Information supplied:

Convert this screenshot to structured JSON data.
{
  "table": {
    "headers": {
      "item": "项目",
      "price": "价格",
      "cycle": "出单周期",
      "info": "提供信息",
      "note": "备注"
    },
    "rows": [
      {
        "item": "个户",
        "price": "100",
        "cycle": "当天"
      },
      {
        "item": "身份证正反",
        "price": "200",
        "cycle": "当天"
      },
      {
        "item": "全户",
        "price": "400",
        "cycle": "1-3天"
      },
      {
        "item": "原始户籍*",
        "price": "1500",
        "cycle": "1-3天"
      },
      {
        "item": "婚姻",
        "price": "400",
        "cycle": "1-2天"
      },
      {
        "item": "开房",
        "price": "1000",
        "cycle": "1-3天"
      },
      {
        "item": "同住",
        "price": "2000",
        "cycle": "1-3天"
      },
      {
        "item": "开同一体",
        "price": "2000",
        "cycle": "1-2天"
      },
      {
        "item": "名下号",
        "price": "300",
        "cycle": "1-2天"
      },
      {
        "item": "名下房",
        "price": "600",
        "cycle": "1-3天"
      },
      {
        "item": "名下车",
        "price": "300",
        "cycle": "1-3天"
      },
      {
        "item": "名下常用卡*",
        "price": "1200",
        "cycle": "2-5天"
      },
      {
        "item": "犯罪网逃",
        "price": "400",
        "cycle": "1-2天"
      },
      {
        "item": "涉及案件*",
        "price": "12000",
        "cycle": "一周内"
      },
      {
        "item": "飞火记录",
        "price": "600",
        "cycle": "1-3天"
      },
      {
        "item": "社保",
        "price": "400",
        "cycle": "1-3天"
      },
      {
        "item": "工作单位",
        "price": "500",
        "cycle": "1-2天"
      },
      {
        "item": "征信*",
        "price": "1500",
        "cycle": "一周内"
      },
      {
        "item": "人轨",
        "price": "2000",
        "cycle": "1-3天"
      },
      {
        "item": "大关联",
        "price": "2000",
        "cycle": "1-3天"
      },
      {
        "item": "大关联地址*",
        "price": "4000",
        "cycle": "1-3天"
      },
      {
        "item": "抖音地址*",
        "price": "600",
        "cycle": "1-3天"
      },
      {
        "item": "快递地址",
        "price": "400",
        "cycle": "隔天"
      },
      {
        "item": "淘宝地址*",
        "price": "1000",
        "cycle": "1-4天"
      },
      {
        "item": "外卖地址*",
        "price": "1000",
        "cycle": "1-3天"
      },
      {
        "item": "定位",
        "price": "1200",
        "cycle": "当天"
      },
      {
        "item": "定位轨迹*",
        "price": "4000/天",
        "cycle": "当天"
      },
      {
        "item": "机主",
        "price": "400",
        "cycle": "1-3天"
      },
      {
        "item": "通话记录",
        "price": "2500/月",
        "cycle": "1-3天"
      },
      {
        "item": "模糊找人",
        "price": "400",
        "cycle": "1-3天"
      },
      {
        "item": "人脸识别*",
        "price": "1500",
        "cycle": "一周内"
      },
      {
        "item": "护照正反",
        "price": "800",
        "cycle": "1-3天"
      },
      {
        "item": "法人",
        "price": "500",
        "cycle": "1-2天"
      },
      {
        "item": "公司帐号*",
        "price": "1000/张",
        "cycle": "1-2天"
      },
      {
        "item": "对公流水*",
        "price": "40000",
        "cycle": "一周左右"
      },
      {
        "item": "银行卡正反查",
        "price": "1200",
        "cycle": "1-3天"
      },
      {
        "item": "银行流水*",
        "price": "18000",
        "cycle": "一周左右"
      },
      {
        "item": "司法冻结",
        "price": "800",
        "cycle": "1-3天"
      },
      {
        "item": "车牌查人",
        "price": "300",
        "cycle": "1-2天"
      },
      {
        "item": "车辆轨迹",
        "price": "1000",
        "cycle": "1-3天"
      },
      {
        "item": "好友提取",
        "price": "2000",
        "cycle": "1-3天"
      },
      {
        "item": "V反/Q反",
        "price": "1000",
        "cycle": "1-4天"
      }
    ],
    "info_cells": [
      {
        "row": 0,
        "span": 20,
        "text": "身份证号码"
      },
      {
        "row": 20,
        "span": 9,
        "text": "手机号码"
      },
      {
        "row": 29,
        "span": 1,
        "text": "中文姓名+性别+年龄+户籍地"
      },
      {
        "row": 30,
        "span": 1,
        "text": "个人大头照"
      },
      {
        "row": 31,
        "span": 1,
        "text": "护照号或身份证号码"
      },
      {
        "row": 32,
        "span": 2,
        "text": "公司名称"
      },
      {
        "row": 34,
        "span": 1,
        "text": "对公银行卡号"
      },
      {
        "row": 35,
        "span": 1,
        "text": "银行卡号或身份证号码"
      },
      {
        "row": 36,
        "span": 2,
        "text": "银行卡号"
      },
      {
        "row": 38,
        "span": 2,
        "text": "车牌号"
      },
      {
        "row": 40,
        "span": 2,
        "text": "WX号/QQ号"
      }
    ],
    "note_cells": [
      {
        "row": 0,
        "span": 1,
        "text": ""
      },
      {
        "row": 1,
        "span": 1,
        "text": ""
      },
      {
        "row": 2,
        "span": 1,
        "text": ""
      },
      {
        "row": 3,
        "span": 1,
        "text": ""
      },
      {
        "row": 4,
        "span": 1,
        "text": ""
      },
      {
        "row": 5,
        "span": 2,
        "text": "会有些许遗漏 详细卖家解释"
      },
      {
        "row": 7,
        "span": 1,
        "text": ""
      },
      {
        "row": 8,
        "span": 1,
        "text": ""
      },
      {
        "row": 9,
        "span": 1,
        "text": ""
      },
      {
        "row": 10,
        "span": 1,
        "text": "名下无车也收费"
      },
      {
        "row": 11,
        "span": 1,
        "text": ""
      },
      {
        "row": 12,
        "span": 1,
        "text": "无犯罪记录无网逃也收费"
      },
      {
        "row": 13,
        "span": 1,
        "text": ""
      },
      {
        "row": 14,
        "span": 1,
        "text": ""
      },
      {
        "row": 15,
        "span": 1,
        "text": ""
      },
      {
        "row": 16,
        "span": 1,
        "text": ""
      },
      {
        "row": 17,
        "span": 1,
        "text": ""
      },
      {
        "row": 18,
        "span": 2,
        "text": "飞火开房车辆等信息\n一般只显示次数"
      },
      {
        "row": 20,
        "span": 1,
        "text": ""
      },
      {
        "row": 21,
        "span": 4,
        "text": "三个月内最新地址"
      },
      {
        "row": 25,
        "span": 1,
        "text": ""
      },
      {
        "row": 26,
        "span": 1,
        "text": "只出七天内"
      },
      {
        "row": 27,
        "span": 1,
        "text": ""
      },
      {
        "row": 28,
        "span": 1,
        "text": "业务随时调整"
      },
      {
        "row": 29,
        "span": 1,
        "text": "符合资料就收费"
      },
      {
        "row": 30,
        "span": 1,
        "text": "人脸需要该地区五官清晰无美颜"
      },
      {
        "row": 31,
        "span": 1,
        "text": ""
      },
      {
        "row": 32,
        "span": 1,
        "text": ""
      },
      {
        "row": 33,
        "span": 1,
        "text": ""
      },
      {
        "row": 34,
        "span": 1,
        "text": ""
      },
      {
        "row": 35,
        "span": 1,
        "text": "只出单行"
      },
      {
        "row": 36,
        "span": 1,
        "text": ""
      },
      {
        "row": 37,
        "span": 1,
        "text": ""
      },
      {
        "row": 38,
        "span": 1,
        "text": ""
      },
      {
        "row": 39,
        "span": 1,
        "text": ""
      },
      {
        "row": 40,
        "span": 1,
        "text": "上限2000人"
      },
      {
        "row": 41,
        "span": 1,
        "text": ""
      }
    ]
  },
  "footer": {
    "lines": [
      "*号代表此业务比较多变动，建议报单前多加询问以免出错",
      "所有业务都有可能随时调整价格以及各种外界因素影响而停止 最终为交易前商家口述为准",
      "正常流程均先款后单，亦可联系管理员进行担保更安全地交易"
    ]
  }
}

Stated exercise:
Extract the full set of entries word for word.

Exercise response:
Convert this screenshot to structured JSON data.
{
  "table": {
    "headers": {
      "item": "项目",
      "price": "价格",
      "cycle": "出单周期",
      "info": "提供信息",
      "note": "备注"
    },
    "rows": [
      {
        "item": "个户",
        "price": "100",
        "cycle": "当天"
      },
      {
        "item": "身份证正反",
        "price": "200",
        "cycle": "当天"
      },
      {
        "item": "全户",
        "price": "400",
        "cycle": "1-3天"
      },
      {
        "item": "原始户籍*",
        "price": "1500",
        "cycle": "1-3天"
      },
      {
        "item": "婚姻",
        "price": "400",
        "cycle": "1-2天"
      },
      {
        "item": "开房",
        "price": "1000",
        "cycle": "1-3天"
      },
      {
        "item": "同住",
        "price": "2000",
        "cycle": "1-3天"
      },
      {
        "item": "开同一体",
        "price": "2000",
        "cycle": "1-2天"
      },
      {
        "item": "名下号",
        "price": "300",
        "cycle": "1-2天"
      },
      {
        "item": "名下房",
        "price": "600",
        "cycle": "1-3天"
      },
      {
        "item": "名下车",
        "price": "300",
        "cycle": "1-3天"
      },
      {
        "item": "名下常用卡*",
        "price": "1200",
        "cycle": "2-5天"
      },
      {
        "item": "犯罪网逃",
        "price": "400",
        "cycle": "1-2天"
      },
      {
        "item": "涉及案件*",
        "price": "12000",
        "cycle": "一周内"
      },
      {
        "item": "飞火记录",
        "price": "600",
        "cycle": "1-3天"
      },
      {
        "item": "社保",
        "price": "400",
        "cycle": "1-3天"
      },
      {
        "item": "工作单位",
        "price": "500",
        "cycle": "1-2天"
      },
      {
        "item": "征信*",
        "price": "1500",
        "cycle": "一周内"
      },
      {
        "item": "人轨",
        "price": "2000",
        "cycle": "1-3天"
      },
      {
        "item": "大关联",
        "price": "2000",
        "cycle": "1-3天"
      },
      {
        "item": "大关联地址*",
        "price": "4000",
        "cycle": "1-3天"
      },
      {
        "item": "抖音地址*",
        "price": "600",
        "cycle": "1-3天"
      },
      {
        "item": "快递地址",
        "price": "400",
        "cycle": "隔天"
      },
      {
        "item": "淘宝地址*",
        "price": "1000",
        "cycle": "1-4天"
      },
      {
        "item": "外卖地址*",
        "price": "1000",
        "cycle": "1-3天"
      },
      {
        "item": "定位",
        "price": "1200",
        "cycle": "当天"
      },
      {
        "item": "定位轨迹*",
        "price": "4000/天",
        "cycle": "当天"
      },
      {
        "item": "机主",
        "price": "400",
        "cycle": "1-3天"
      },
      {
        "item": "通话记录",
        "price": "2500/月",
        "cycle": "1-3天"
      },
      {
        "item": "模糊找人",
        "price": "400",
        "cycle": "1-3天"
      },
      {
        "item": "人脸识别*",
        "price": "1500",
        "cycle": "一周内"
      },
      {
        "item": "护照正反",
        "price": "800",
        "cycle": "1-3天"
      },
      {
        "item": "法人",
        "price": "500",
        "cycle": "1-2天"
      },
      {
        "item": "公司帐号*",
        "price": "1000/张",
        "cycle": "1-2天"
      },
      {
        "item": "对公流水*",
        "price": "40000",
        "cycle": "一周左右"
      },
      {
        "item": "银行卡正反查",
        "price": "1200",
        "cycle": "1-3天"
      },
      {
        "item": "银行流水*",
        "price": "18000",
        "cycle": "一周左右"
      },
      {
        "item": "司法冻结",
        "price": "800",
        "cycle": "1-3天"
      },
      {
        "item": "车牌查人",
        "price": "300",
        "cycle": "1-2天"
      },
      {
        "item": "车辆轨迹",
        "price": "1000",
        "cycle": "1-3天"
      },
      {
        "item": "好友提取",
        "price": "2000",
        "cycle": "1-3天"
      },
      {
        "item": "V反/Q反",
        "price": "1000",
        "cycle": "1-4天"
      }
    ],
    "info_cells": [
      {
        "row": 0,
        "span": 20,
        "text": "身份证号码"
      },
      {
        "row": 20,
        "span": 9,
        "text": "手机号码"
      },
      {
        "row": 29,
        "span": 1,
        "text": "中文姓名+性别+年龄+户籍地"
      },
      {
        "row": 30,
        "span": 1,
        "text": "个人大头照"
      },
      {
        "row": 31,
        "span": 1,
        "text": "护照号或身份证号码"
      },
      {
        "row": 32,
        "span": 2,
        "text": "公司名称"
      },
      {
        "row": 34,
        "span": 1,
        "text": "对公银行卡号"
      },
      {
        "row": 35,
        "span": 1,
        "text": "银行卡号或身份证号码"
      },
      {
        "row": 36,
        "span": 2,
        "text": "银行卡号"
      },
      {
        "row": 38,
        "span": 2,
        "text": "车牌号"
      },
      {
        "row": 40,
        "span": 2,
        "text": "WX号/QQ号"
      }
    ],
    "note_cells": [
      {
        "row": 0,
        "span": 1,
        "text": ""
      },
      {
        "row": 1,
        "span": 1,
        "text": ""
      },
      {
        "row": 2,
        "span": 1,
        "text": ""
      },
      {
        "row": 3,
        "span": 1,
        "text": ""
      },
      {
        "row": 4,
        "span": 1,
        "text": ""
      },
      {
        "row": 5,
        "span": 2,
        "text": "会有些许遗漏 详细卖家解释"
      },
      {
        "row": 7,
        "span": 1,
        "text": ""
      },
      {
        "row": 8,
        "span": 1,
        "text": ""
      },
      {
        "row": 9,
        "span": 1,
        "text": ""
      },
      {
        "row": 10,
        "span": 1,
        "text": "名下无车也收费"
      },
      {
        "row": 11,
        "span": 1,
        "text": ""
      },
      {
        "row": 12,
        "span": 1,
        "text": "无犯罪记录无网逃也收费"
      },
      {
        "row": 13,
        "span": 1,
        "text": ""
      },
      {
        "row": 14,
        "span": 1,
        "text": ""
      },
      {
        "row": 15,
        "span": 1,
        "text": ""
      },
      {
        "row": 16,
        "span": 1,
        "text": ""
      },
      {
        "row": 17,
        "span": 1,
        "text": ""
      },
      {
        "row": 18,
        "span": 2,
        "text": "飞火开房车辆等信息\n一般只显示次数"
      },
      {
        "row": 20,
        "span": 1,
        "text": ""
      },
      {
        "row": 21,
        "span": 4,
        "text": "三个月内最新地址"
      },
      {
        "row": 25,
        "span": 1,
        "text": ""
      },
      {
        "row": 26,
        "span": 1,
        "text": "只出七天内"
      },
      {
        "row": 27,
        "span": 1,
        "text": ""
      },
      {
        "row": 28,
        "span": 1,
        "text": "业务随时调整"
      },
      {
        "row": 29,
        "span": 1,
        "text": "符合资料就收费"
      },
      {
        "row": 30,
        "span": 1,
        "text": "人脸需要该地区五官清晰无美颜"
      },
      {
        "row": 31,
        "span": 1,
        "text": ""
      },
      {
        "row": 32,
        "span": 1,
        "text": ""
      },
      {
        "row": 33,
        "span": 1,
        "text": ""
      },
      {
        "row": 34,
        "span": 1,
        "text": ""
      },
      {
        "row": 35,
        "span": 1,
        "text": "只出单行"
      },
      {
        "row": 36,
        "span": 1,
        "text": ""
      },
      {
        "row": 37,
        "span": 1,
        "text": ""
      },
      {
        "row": 38,
        "span": 1,
        "text": ""
      },
      {
        "row": 39,
        "span": 1,
        "text": ""
      },
      {
        "row": 40,
        "span": 1,
        "text": "上限2000人"
      },
      {
        "row": 41,
        "span": 1,
        "text": ""
      }
    ]
  },
  "footer": {
    "lines": [
      "*号代表此业务比较多变动，建议报单前多加询问以免出错",
      "所有业务都有可能随时调整价格以及各种外界因素影响而停止 最终为交易前商家口述为准",
      "正常流程均先款后单，亦可联系管理员进行担保更安全地交易"
    ]
  }
}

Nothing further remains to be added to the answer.